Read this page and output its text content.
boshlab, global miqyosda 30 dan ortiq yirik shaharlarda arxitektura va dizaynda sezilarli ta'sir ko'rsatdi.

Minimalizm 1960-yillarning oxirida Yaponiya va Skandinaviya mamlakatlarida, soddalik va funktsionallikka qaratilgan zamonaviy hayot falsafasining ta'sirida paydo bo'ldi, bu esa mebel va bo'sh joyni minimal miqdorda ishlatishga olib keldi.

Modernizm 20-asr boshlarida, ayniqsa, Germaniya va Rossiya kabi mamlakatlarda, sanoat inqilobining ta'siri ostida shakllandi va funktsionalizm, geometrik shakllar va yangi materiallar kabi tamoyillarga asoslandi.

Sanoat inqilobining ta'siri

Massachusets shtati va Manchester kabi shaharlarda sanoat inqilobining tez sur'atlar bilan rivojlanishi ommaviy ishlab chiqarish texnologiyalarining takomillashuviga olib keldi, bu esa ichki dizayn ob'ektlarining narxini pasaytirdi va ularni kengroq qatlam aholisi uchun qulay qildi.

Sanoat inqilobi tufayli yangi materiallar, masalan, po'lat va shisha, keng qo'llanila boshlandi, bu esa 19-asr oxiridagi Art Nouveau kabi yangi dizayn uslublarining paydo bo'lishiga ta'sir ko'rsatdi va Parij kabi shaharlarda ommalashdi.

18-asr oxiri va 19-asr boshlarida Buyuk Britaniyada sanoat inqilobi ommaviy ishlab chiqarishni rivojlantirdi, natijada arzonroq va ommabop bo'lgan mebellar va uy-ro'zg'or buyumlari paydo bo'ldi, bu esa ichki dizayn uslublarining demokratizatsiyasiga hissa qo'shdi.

######

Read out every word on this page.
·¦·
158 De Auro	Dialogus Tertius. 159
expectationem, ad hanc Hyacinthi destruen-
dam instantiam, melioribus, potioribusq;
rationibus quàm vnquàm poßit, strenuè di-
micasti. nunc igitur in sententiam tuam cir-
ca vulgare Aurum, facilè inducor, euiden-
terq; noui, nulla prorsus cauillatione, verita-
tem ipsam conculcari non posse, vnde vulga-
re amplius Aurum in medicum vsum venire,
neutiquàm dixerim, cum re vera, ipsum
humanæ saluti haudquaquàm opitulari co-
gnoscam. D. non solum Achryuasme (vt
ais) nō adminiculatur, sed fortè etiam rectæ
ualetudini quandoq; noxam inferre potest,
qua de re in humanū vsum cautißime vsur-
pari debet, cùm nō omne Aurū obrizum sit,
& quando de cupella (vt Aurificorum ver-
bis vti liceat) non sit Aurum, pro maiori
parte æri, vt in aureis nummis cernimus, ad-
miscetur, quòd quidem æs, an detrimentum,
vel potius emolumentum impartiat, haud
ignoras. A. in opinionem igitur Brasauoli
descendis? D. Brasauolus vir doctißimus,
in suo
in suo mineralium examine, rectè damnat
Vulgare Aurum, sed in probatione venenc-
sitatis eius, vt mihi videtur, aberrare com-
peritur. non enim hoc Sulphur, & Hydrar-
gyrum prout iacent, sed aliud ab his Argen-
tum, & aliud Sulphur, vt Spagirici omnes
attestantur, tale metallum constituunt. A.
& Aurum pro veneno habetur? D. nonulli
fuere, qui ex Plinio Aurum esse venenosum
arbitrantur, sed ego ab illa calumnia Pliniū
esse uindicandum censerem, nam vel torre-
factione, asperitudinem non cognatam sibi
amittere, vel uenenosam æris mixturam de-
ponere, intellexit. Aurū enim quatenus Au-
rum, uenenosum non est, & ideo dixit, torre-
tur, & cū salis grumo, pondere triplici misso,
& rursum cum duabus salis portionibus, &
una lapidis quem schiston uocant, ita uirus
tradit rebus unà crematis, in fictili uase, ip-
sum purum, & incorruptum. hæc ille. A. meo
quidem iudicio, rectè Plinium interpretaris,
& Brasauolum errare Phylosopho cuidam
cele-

######

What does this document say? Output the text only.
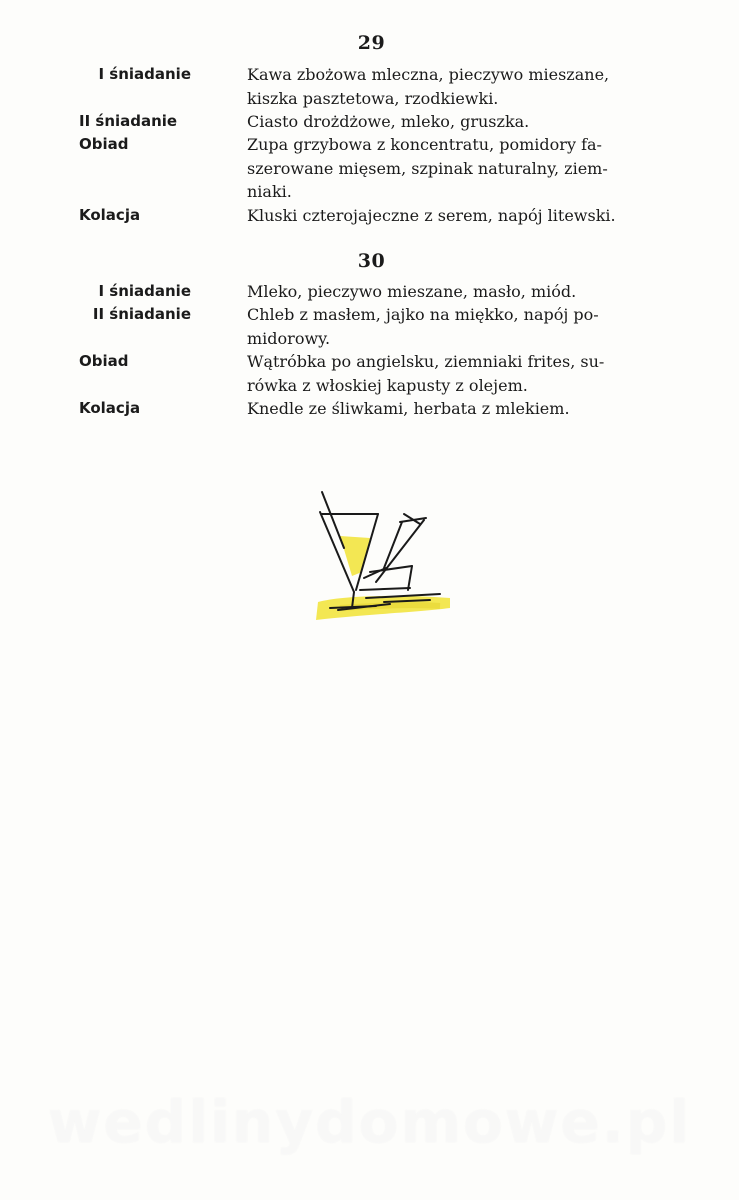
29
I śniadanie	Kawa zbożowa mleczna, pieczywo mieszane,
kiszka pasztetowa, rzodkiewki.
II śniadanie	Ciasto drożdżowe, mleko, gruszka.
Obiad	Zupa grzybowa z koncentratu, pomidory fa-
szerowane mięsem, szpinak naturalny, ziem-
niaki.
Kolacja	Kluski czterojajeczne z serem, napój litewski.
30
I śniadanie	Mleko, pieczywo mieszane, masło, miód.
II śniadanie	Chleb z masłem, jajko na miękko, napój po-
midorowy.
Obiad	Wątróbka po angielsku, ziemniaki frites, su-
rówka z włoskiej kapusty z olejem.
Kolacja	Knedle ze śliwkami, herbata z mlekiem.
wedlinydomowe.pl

######

STATED EXERCISE.
In the records above, locate every line with the string "yangi" and copy it.

REPLY TO THE EXERCISE.
Modernizm 20-asr boshlarida, ayniqsa, Germaniya va Rossiya kabi mamlakatlarda, sanoat inqilobining ta'siri ostida shakllandi va funktsionalizm, geometrik shakllar va yangi materiallar kabi tamoyillarga asoslandi.
Sanoat inqilobi tufayli yangi materiallar, masalan, po'lat va shisha, keng qo'llanila boshlandi, bu esa 19-asr oxiridagi Art Nouveau kabi yangi dizayn uslublarining paydo bo'lishiga ta'sir ko'rsatdi va Parij kabi shaharlarda ommalashdi.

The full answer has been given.